I'm trying to avoid DB access upon authentication to improve performance

a valid solution after lots of searching seems to be storing an encrypted string in cookie and try to decrypt it upon authentication.

Thus, I am wondering if the following is a good idea:

1. transmit everything via SSL (I'm lazy..)
2. set a global constant secret key in my program
3. generate a new random verification string upon registration and password change, store it in the User object
4. generate an encrypted verification string with verification string and secret key
5. store the unencrypted and encrypted verification strings in the cookie
6. when user tries to login, decrypt the verification string and check against the original verification string

if it is an "OK" idea, how do I actually make it work, like:

what encryption method should I use, AES-256?

how do I do this kind of encryption/decryption in Java, using Bouncycastle?

if it is not a good idea, what should I do to avoid querying DB on authentication?

thans in advance!

The problem you describe above is called “RememberMe”. Two approaches to solve your problem:

1) Create your own authentication framework.

Upon the successful authentication put in a cookie an encrypted value of a username (I strongly not recommend to use hashing; also please do not put the user password value).

Collected data

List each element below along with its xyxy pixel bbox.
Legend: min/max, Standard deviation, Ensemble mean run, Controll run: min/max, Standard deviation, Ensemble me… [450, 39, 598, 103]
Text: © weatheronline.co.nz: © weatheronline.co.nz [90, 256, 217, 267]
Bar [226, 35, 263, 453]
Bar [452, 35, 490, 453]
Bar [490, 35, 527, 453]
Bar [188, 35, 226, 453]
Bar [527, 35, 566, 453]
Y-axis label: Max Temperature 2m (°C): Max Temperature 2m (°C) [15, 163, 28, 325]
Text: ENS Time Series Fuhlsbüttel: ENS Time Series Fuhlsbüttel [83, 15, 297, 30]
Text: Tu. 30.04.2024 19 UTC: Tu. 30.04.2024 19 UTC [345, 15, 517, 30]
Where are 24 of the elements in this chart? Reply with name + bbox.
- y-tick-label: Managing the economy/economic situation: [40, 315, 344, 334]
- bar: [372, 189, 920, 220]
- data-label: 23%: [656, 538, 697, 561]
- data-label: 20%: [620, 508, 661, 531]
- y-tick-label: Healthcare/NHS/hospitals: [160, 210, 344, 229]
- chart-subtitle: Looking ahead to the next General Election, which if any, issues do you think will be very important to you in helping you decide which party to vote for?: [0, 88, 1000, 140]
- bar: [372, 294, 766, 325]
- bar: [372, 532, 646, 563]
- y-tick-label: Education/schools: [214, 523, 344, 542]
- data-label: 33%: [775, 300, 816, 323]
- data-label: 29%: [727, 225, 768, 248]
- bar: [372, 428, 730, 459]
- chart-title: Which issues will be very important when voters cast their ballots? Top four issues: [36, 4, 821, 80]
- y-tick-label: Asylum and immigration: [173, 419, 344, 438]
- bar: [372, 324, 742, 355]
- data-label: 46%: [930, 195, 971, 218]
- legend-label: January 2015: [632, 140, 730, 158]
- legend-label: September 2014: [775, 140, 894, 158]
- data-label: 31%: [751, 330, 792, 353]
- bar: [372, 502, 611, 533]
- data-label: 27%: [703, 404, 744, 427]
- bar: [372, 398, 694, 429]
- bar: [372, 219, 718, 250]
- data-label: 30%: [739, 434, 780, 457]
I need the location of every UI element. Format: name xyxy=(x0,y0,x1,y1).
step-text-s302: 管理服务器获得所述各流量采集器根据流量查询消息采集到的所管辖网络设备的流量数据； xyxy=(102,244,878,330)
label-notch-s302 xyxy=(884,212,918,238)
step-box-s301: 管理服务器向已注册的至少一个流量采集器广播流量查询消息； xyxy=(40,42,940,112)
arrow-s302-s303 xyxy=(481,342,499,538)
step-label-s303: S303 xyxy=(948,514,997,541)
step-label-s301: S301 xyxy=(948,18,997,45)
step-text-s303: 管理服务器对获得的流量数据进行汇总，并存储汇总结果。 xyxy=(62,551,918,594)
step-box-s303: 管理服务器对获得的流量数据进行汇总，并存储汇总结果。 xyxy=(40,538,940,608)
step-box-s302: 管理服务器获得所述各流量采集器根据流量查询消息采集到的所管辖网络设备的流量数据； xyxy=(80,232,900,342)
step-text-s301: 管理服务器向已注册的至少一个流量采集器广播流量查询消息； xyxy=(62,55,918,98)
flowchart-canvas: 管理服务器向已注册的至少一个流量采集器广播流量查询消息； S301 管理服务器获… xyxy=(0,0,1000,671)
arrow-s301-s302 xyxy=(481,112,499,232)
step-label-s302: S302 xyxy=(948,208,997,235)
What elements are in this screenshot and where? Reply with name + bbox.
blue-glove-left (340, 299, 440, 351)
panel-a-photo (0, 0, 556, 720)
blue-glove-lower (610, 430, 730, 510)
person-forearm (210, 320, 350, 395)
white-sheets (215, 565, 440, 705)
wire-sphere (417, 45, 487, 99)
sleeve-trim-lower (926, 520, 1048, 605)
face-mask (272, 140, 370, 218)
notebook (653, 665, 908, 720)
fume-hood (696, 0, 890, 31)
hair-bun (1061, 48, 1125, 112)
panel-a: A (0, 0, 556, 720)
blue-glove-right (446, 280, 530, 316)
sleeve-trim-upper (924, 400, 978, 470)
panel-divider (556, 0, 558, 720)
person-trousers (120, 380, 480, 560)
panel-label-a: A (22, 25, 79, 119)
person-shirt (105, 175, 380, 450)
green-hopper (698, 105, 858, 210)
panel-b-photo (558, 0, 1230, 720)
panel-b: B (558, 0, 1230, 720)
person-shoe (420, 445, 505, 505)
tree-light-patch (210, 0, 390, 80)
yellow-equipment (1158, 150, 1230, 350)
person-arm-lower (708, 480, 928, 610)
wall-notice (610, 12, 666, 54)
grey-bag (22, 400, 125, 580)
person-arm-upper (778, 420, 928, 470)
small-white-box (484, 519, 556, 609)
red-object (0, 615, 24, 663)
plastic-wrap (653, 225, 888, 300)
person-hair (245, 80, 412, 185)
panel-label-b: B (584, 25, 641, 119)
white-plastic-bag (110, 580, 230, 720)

■ **What this exercise asks**
- 1) In the authentication thread, what name does the reply give to the problem the poster describes?
- 2) List the six steps of the scheme proposed in the authentication thread.
- 3) Extend the authentication thread from where it stops.
These lines have no role in the work here.

■ **Answers**
- 1) RememberMe

- 2)
1. Transmit everything via SSL.
2. Set a global constant secret key in the program.
3. Generate a new random verification string upon registration and password change, and store it in the User object.
4. Generate an encrypted verification string with the verification string and secret key.
5. Store the unencrypted and encrypted verification strings in the cookie.
6. When the user tries to log in, decrypt the verification string and check it against the original verification string.

- 3)
The cookie should be persistent at most for 2 weeks.

For encryption please use AES-256 encryption with BouncyCastle: How to use Bouncy Castle lightweight API with AES and PBE Please do not put any plain values in cookies. If your framework success to decrypt the cookie – the user is authenticated. If your framework cannot decrypt the cookie or the cookie does not exist - the user is not authenticated. Upon the logout please clean the cookie.

2) Please consider to use the Spring Security framework: http://static.springsource.org/spring-security/site/docs/3.1.x/reference/springsecurity-single.html

It is the great framework and solves a lot of authentication / authorization problems.

Your problem is solved by the “RememberMe” feature: http://static.springsource.org/spring-security/site/docs/3.1.x/reference/springsecurity-single.html#ns-remember-me

Please tell me if you need any additional clarifications.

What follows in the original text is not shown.